*The request*:
State how many lines contain "xlabel", and write nothing except that count.

*Dataset records*:
□ □ □ □
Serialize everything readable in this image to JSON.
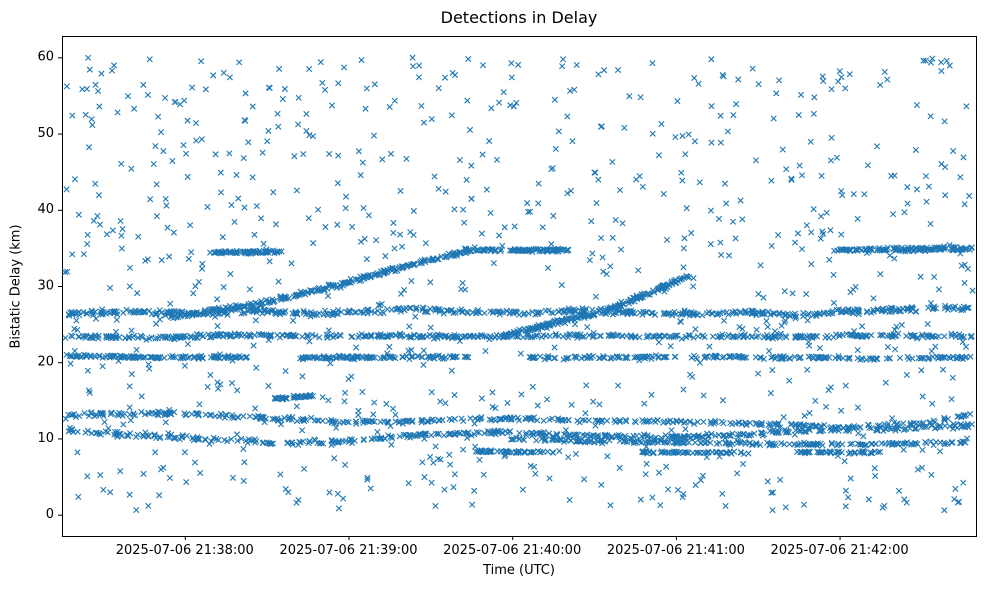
{
  "chart_data": {
    "type": "scatter",
    "title": "Detections in Delay",
    "xlabel": "Time (UTC)",
    "ylabel": "Bistatic Delay (km)",
    "marker": "x",
    "marker_color": "#1f77b4",
    "grid": false,
    "legend": "none",
    "seed": 20250706,
    "x_axis": {
      "unit": "seconds since 2025-07-06 21:37:15 UTC",
      "range_seconds": [
        0,
        335
      ],
      "tick_seconds": [
        45,
        105,
        165,
        225,
        285
      ],
      "tick_labels": [
        "2025-07-06 21:38:00",
        "2025-07-06 21:39:00",
        "2025-07-06 21:40:00",
        "2025-07-06 21:41:00",
        "2025-07-06 21:42:00"
      ]
    },
    "y_axis": {
      "range": [
        -2.8,
        62.8
      ],
      "ticks": [
        0,
        10,
        20,
        30,
        40,
        50,
        60
      ],
      "tick_labels": [
        "0",
        "10",
        "20",
        "30",
        "40",
        "50",
        "60"
      ]
    },
    "tracks": [
      {
        "name": "band-26.5",
        "points": [
          [
            2,
            26.4
          ],
          [
            30,
            26.6
          ],
          [
            50,
            26.2
          ],
          [
            70,
            26.8
          ],
          [
            90,
            26.3
          ],
          [
            110,
            26.6
          ],
          [
            130,
            27.0
          ],
          [
            150,
            26.6
          ],
          [
            170,
            26.4
          ],
          [
            190,
            26.9
          ],
          [
            210,
            26.5
          ],
          [
            230,
            26.3
          ],
          [
            250,
            26.6
          ],
          [
            270,
            26.2
          ],
          [
            290,
            26.7
          ],
          [
            310,
            26.9
          ],
          [
            334,
            27.2
          ]
        ],
        "n": 520,
        "jitter_y": 0.35
      },
      {
        "name": "band-23.4",
        "points": [
          [
            2,
            23.4
          ],
          [
            40,
            23.2
          ],
          [
            60,
            23.6
          ],
          [
            90,
            23.4
          ],
          [
            120,
            23.5
          ],
          [
            150,
            23.3
          ],
          [
            180,
            23.5
          ],
          [
            210,
            23.4
          ],
          [
            240,
            23.4
          ],
          [
            270,
            23.3
          ],
          [
            300,
            23.5
          ],
          [
            334,
            23.4
          ]
        ],
        "n": 480,
        "jitter_y": 0.25
      },
      {
        "name": "band-20.7-a",
        "points": [
          [
            2,
            20.8
          ],
          [
            40,
            20.6
          ],
          [
            68,
            20.7
          ]
        ],
        "n": 120,
        "jitter_y": 0.2
      },
      {
        "name": "band-20.7-b",
        "points": [
          [
            88,
            20.6
          ],
          [
            150,
            20.7
          ]
        ],
        "n": 110,
        "jitter_y": 0.2
      },
      {
        "name": "band-20.7-c",
        "points": [
          [
            170,
            20.6
          ],
          [
            240,
            20.7
          ],
          [
            300,
            20.5
          ],
          [
            334,
            20.6
          ]
        ],
        "n": 200,
        "jitter_y": 0.2
      },
      {
        "name": "riser-1",
        "points": [
          [
            40,
            25.9
          ],
          [
            70,
            27.5
          ],
          [
            100,
            30.0
          ],
          [
            130,
            33.0
          ],
          [
            150,
            34.7
          ]
        ],
        "n": 260,
        "jitter_y": 0.3
      },
      {
        "name": "plateau-1",
        "points": [
          [
            148,
            34.7
          ],
          [
            186,
            34.7
          ]
        ],
        "n": 90,
        "jitter_y": 0.2
      },
      {
        "name": "plateau-left",
        "points": [
          [
            55,
            34.4
          ],
          [
            80,
            34.5
          ]
        ],
        "n": 70,
        "jitter_y": 0.2
      },
      {
        "name": "riser-2",
        "points": [
          [
            163,
            23.6
          ],
          [
            200,
            26.8
          ],
          [
            230,
            31.3
          ]
        ],
        "n": 220,
        "jitter_y": 0.3
      },
      {
        "name": "plateau-right",
        "points": [
          [
            283,
            34.7
          ],
          [
            334,
            34.9
          ]
        ],
        "n": 130,
        "jitter_y": 0.25
      },
      {
        "name": "band-13",
        "points": [
          [
            2,
            13.1
          ],
          [
            45,
            13.3
          ],
          [
            80,
            12.6
          ],
          [
            105,
            12.1
          ],
          [
            135,
            12.3
          ],
          [
            165,
            12.6
          ],
          [
            200,
            12.3
          ],
          [
            230,
            12.2
          ],
          [
            260,
            11.8
          ],
          [
            290,
            11.4
          ],
          [
            315,
            12.0
          ],
          [
            334,
            13.3
          ]
        ],
        "n": 380,
        "jitter_y": 0.25
      },
      {
        "name": "blip-15",
        "points": [
          [
            78,
            15.2
          ],
          [
            92,
            15.6
          ]
        ],
        "n": 40,
        "jitter_y": 0.15
      },
      {
        "name": "band-10.5",
        "points": [
          [
            2,
            11.0
          ],
          [
            30,
            10.4
          ],
          [
            55,
            9.8
          ],
          [
            80,
            9.4
          ],
          [
            105,
            9.7
          ],
          [
            130,
            10.4
          ],
          [
            160,
            10.8
          ],
          [
            190,
            10.4
          ],
          [
            215,
            10.1
          ],
          [
            245,
            10.4
          ],
          [
            275,
            11.0
          ],
          [
            305,
            11.3
          ],
          [
            334,
            11.7
          ]
        ],
        "n": 420,
        "jitter_y": 0.3
      },
      {
        "name": "band-9.5",
        "points": [
          [
            165,
            9.9
          ],
          [
            200,
            9.6
          ],
          [
            240,
            9.4
          ],
          [
            280,
            9.2
          ],
          [
            310,
            9.3
          ],
          [
            334,
            9.5
          ]
        ],
        "n": 200,
        "jitter_y": 0.2
      },
      {
        "name": "band-8-a",
        "points": [
          [
            150,
            8.3
          ],
          [
            182,
            8.2
          ]
        ],
        "n": 55,
        "jitter_y": 0.15
      },
      {
        "name": "band-8-b",
        "points": [
          [
            212,
            8.2
          ],
          [
            252,
            8.1
          ]
        ],
        "n": 60,
        "jitter_y": 0.15
      },
      {
        "name": "band-8-c",
        "points": [
          [
            268,
            8.2
          ],
          [
            300,
            8.2
          ]
        ],
        "n": 50,
        "jitter_y": 0.15
      }
    ],
    "noise": {
      "count": 880,
      "t_range": [
        1,
        334
      ],
      "y_range": [
        0.3,
        60.2
      ]
    }
  }
}
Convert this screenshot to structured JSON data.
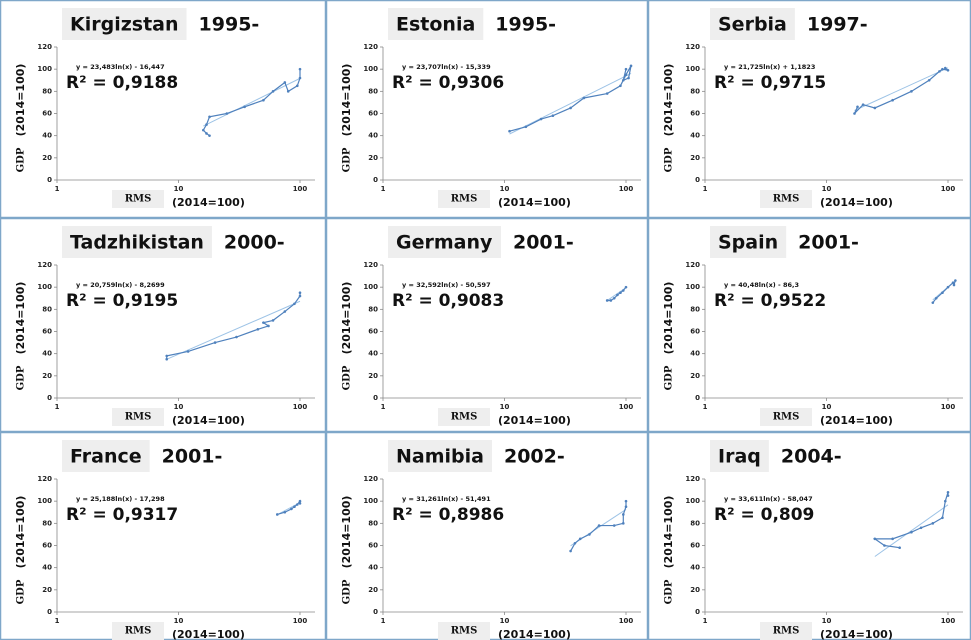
{
  "chart_data": [
    {
      "type": "line",
      "title": "Kirgizstan",
      "subtitle": "1995-",
      "equation": "y = 23,483ln(x) - 16,447",
      "r2": "R² = 0,9188",
      "x_label": "RMS",
      "x_label_unit": "(2014=100)",
      "y_label": "GDP",
      "y_label_unit": "(2014=100)",
      "log_x": true,
      "xlim": [
        1,
        100
      ],
      "xticks": [
        1,
        10,
        100
      ],
      "ylim": [
        0,
        120
      ],
      "yticks": [
        0,
        20,
        40,
        60,
        80,
        100,
        120
      ],
      "series": [
        {
          "color": "#4f81bd",
          "x": [
            18,
            17,
            16,
            17,
            18,
            25,
            35,
            50,
            60,
            75,
            80,
            95,
            100,
            100
          ],
          "values": [
            40,
            42,
            45,
            50,
            57,
            60,
            66,
            72,
            80,
            88,
            80,
            85,
            92,
            100
          ]
        }
      ],
      "trendline": {
        "color": "#9dc3e6",
        "x": [
          16,
          100
        ],
        "values": [
          48.7,
          91.7
        ]
      }
    },
    {
      "type": "line",
      "title": "Estonia",
      "subtitle": "1995-",
      "equation": "y = 23,707ln(x) - 15,339",
      "r2": "R² = 0,9306",
      "x_label": "RMS",
      "x_label_unit": "(2014=100)",
      "y_label": "GDP",
      "y_label_unit": "(2014=100)",
      "log_x": true,
      "xlim": [
        1,
        100
      ],
      "xticks": [
        1,
        10,
        100
      ],
      "ylim": [
        0,
        120
      ],
      "yticks": [
        0,
        20,
        40,
        60,
        80,
        100,
        120
      ],
      "series": [
        {
          "color": "#4f81bd",
          "x": [
            11,
            15,
            20,
            25,
            35,
            45,
            70,
            90,
            100,
            110,
            105,
            95,
            100
          ],
          "values": [
            44,
            48,
            55,
            58,
            65,
            74,
            78,
            85,
            95,
            103,
            92,
            90,
            100
          ]
        }
      ],
      "trendline": {
        "color": "#9dc3e6",
        "x": [
          11,
          110
        ],
        "values": [
          41.5,
          96.1
        ]
      }
    },
    {
      "type": "line",
      "title": "Serbia",
      "subtitle": "1997-",
      "equation": "y = 21,725ln(x) + 1,1823",
      "r2": "R² = 0,9715",
      "x_label": "RMS",
      "x_label_unit": "(2014=100)",
      "y_label": "GDP",
      "y_label_unit": "(2014=100)",
      "log_x": true,
      "xlim": [
        1,
        100
      ],
      "xticks": [
        1,
        10,
        100
      ],
      "ylim": [
        0,
        120
      ],
      "yticks": [
        0,
        20,
        40,
        60,
        80,
        100,
        120
      ],
      "series": [
        {
          "color": "#4f81bd",
          "x": [
            18,
            17,
            20,
            25,
            35,
            50,
            70,
            85,
            90,
            100,
            95
          ],
          "values": [
            66,
            60,
            68,
            65,
            72,
            80,
            90,
            98,
            100,
            99,
            101
          ]
        }
      ],
      "trendline": {
        "color": "#9dc3e6",
        "x": [
          17,
          100
        ],
        "values": [
          62.7,
          101.2
        ]
      }
    },
    {
      "type": "line",
      "title": "Tadzhikistan",
      "subtitle": "2000-",
      "equation": "y = 20,759ln(x) - 8,2699",
      "r2": "R² = 0,9195",
      "x_label": "RMS",
      "x_label_unit": "(2014=100)",
      "y_label": "GDP",
      "y_label_unit": "(2014=100)",
      "log_x": true,
      "xlim": [
        1,
        100
      ],
      "xticks": [
        1,
        10,
        100
      ],
      "ylim": [
        0,
        120
      ],
      "yticks": [
        0,
        20,
        40,
        60,
        80,
        100,
        120
      ],
      "series": [
        {
          "color": "#4f81bd",
          "x": [
            8,
            8,
            12,
            20,
            30,
            45,
            55,
            50,
            60,
            75,
            90,
            100,
            100
          ],
          "values": [
            35,
            38,
            42,
            50,
            55,
            62,
            65,
            68,
            70,
            78,
            85,
            92,
            95
          ]
        }
      ],
      "trendline": {
        "color": "#9dc3e6",
        "x": [
          8,
          100
        ],
        "values": [
          34.9,
          87.3
        ]
      }
    },
    {
      "type": "line",
      "title": "Germany",
      "subtitle": "2001-",
      "equation": "y = 32,592ln(x) - 50,597",
      "r2": "R² = 0,9083",
      "x_label": "RMS",
      "x_label_unit": "(2014=100)",
      "y_label": "GDP",
      "y_label_unit": "(2014=100)",
      "log_x": true,
      "xlim": [
        1,
        100
      ],
      "xticks": [
        1,
        10,
        100
      ],
      "ylim": [
        0,
        120
      ],
      "yticks": [
        0,
        20,
        40,
        60,
        80,
        100,
        120
      ],
      "series": [
        {
          "color": "#4f81bd",
          "x": [
            70,
            75,
            80,
            85,
            90,
            95,
            100
          ],
          "values": [
            88,
            88,
            90,
            93,
            95,
            97,
            100
          ]
        }
      ],
      "trendline": {
        "color": "#9dc3e6",
        "x": [
          70,
          100
        ],
        "values": [
          87.9,
          99.5
        ]
      }
    },
    {
      "type": "line",
      "title": "Spain",
      "subtitle": "2001-",
      "equation": "y = 40,48ln(x) - 86,3",
      "r2": "R² = 0,9522",
      "x_label": "RMS",
      "x_label_unit": "(2014=100)",
      "y_label": "GDP",
      "y_label_unit": "(2014=100)",
      "log_x": true,
      "xlim": [
        1,
        100
      ],
      "xticks": [
        1,
        10,
        100
      ],
      "ylim": [
        0,
        120
      ],
      "yticks": [
        0,
        20,
        40,
        60,
        80,
        100,
        120
      ],
      "series": [
        {
          "color": "#4f81bd",
          "x": [
            75,
            80,
            90,
            100,
            110,
            112,
            115
          ],
          "values": [
            86,
            90,
            95,
            100,
            104,
            102,
            106
          ]
        }
      ],
      "trendline": {
        "color": "#9dc3e6",
        "x": [
          75,
          115
        ],
        "values": [
          88.5,
          105.8
        ]
      }
    },
    {
      "type": "line",
      "title": "France",
      "subtitle": "2001-",
      "equation": "y = 25,188ln(x) - 17,298",
      "r2": "R² = 0,9317",
      "x_label": "RMS",
      "x_label_unit": "(2014=100)",
      "y_label": "GDP",
      "y_label_unit": "(2014=100)",
      "log_x": true,
      "xlim": [
        1,
        100
      ],
      "xticks": [
        1,
        10,
        100
      ],
      "ylim": [
        0,
        120
      ],
      "yticks": [
        0,
        20,
        40,
        60,
        80,
        100,
        120
      ],
      "series": [
        {
          "color": "#4f81bd",
          "x": [
            65,
            75,
            85,
            90,
            95,
            100,
            100
          ],
          "values": [
            88,
            90,
            93,
            95,
            97,
            100,
            98
          ]
        }
      ],
      "trendline": {
        "color": "#9dc3e6",
        "x": [
          65,
          100
        ],
        "values": [
          87.8,
          98.7
        ]
      }
    },
    {
      "type": "line",
      "title": "Namibia",
      "subtitle": "2002-",
      "equation": "y = 31,261ln(x) - 51,491",
      "r2": "R² = 0,8986",
      "x_label": "RMS",
      "x_label_unit": "(2014=100)",
      "y_label": "GDP",
      "y_label_unit": "(2014=100)",
      "log_x": true,
      "xlim": [
        1,
        100
      ],
      "xticks": [
        1,
        10,
        100
      ],
      "ylim": [
        0,
        120
      ],
      "yticks": [
        0,
        20,
        40,
        60,
        80,
        100,
        120
      ],
      "series": [
        {
          "color": "#4f81bd",
          "x": [
            35,
            38,
            42,
            50,
            60,
            80,
            95,
            95,
            100,
            100
          ],
          "values": [
            55,
            62,
            66,
            70,
            78,
            78,
            80,
            88,
            95,
            100
          ]
        }
      ],
      "trendline": {
        "color": "#9dc3e6",
        "x": [
          35,
          100
        ],
        "values": [
          59.7,
          92.5
        ]
      }
    },
    {
      "type": "line",
      "title": "Iraq",
      "subtitle": "2004-",
      "equation": "y = 33,611ln(x) - 58,047",
      "r2": "R² = 0,809",
      "x_label": "RMS",
      "x_label_unit": "(2014=100)",
      "y_label": "GDP",
      "y_label_unit": "(2014=100)",
      "log_x": true,
      "xlim": [
        1,
        100
      ],
      "xticks": [
        1,
        10,
        100
      ],
      "ylim": [
        0,
        120
      ],
      "yticks": [
        0,
        20,
        40,
        60,
        80,
        100,
        120
      ],
      "series": [
        {
          "color": "#4f81bd",
          "x": [
            40,
            30,
            25,
            35,
            50,
            60,
            75,
            90,
            95,
            100,
            100
          ],
          "values": [
            58,
            60,
            66,
            66,
            72,
            76,
            80,
            85,
            100,
            108,
            105
          ]
        }
      ],
      "trendline": {
        "color": "#9dc3e6",
        "x": [
          25,
          100
        ],
        "values": [
          50.1,
          96.7
        ]
      }
    }
  ]
}
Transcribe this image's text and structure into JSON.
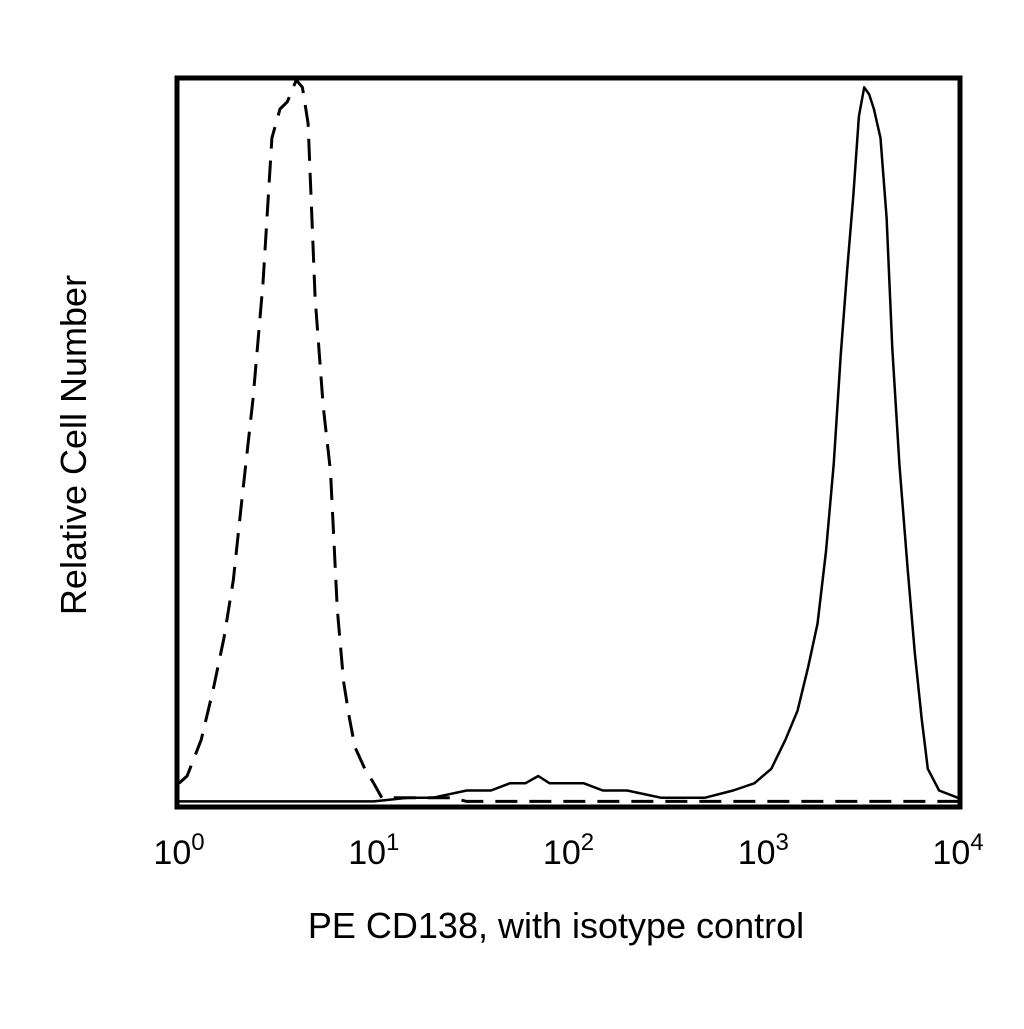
{
  "chart_data": {
    "type": "line",
    "title": "",
    "xlabel": "PE CD138, with isotype control",
    "ylabel": "Relative Cell Number",
    "x_scale": "log",
    "xlim": [
      1,
      10000
    ],
    "ylim": [
      0,
      100
    ],
    "grid": false,
    "legend": "none",
    "x_ticks": [
      {
        "value": 1,
        "base": "10",
        "exp": "0"
      },
      {
        "value": 10,
        "base": "10",
        "exp": "1"
      },
      {
        "value": 100,
        "base": "10",
        "exp": "2"
      },
      {
        "value": 1000,
        "base": "10",
        "exp": "3"
      },
      {
        "value": 10000,
        "base": "10",
        "exp": "4"
      }
    ],
    "series": [
      {
        "style": "dashed",
        "color": "#000000",
        "x": [
          1.0,
          1.1,
          1.3,
          1.5,
          1.7,
          1.9,
          2.1,
          2.4,
          2.7,
          3.0,
          3.3,
          3.6,
          4.0,
          4.3,
          4.6,
          5.0,
          5.5,
          6.0,
          6.5,
          7.0,
          7.5,
          8.0,
          9.0,
          10.0,
          11.0,
          12.0,
          14.0,
          17.0,
          20.0,
          25.0,
          30.0,
          40.0,
          50.0,
          60.0,
          80.0,
          100.0,
          130.0,
          200.0,
          300.0,
          500.0,
          1000.0,
          2000.0,
          5000.0,
          10000.0
        ],
        "y": [
          3,
          4,
          9,
          16,
          23,
          31,
          42,
          56,
          72,
          92,
          96,
          97,
          100,
          99,
          94,
          70,
          55,
          46,
          27,
          17,
          12,
          8,
          5,
          3,
          1,
          1,
          1,
          1,
          1,
          1,
          0.5,
          0.5,
          0.5,
          0.5,
          0.5,
          0.5,
          0.5,
          0.5,
          0.5,
          0.5,
          0.5,
          0.5,
          0.5,
          0.5
        ]
      },
      {
        "style": "solid",
        "color": "#000000",
        "x": [
          1.0,
          10.0,
          15.0,
          20.0,
          30.0,
          40.0,
          50.0,
          60.0,
          70.0,
          80.0,
          100.0,
          120.0,
          150.0,
          200.0,
          300.0,
          500.0,
          700.0,
          900.0,
          1100.0,
          1300.0,
          1500.0,
          1700.0,
          1900.0,
          2100.0,
          2300.0,
          2500.0,
          2700.0,
          2900.0,
          3100.0,
          3300.0,
          3500.0,
          3700.0,
          4000.0,
          4300.0,
          4600.0,
          5000.0,
          5500.0,
          6000.0,
          6500.0,
          7000.0,
          8000.0,
          10000.0
        ],
        "y": [
          0.5,
          0.5,
          1,
          1,
          2,
          2,
          3,
          3,
          4,
          3,
          3,
          3,
          2,
          2,
          1,
          1,
          2,
          3,
          5,
          9,
          13,
          19,
          25,
          35,
          47,
          62,
          74,
          84,
          95,
          99,
          98,
          96,
          92,
          81,
          63,
          47,
          33,
          21,
          12,
          5,
          2,
          1
        ]
      }
    ]
  }
}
□ □ □ □
*Solution below*:
2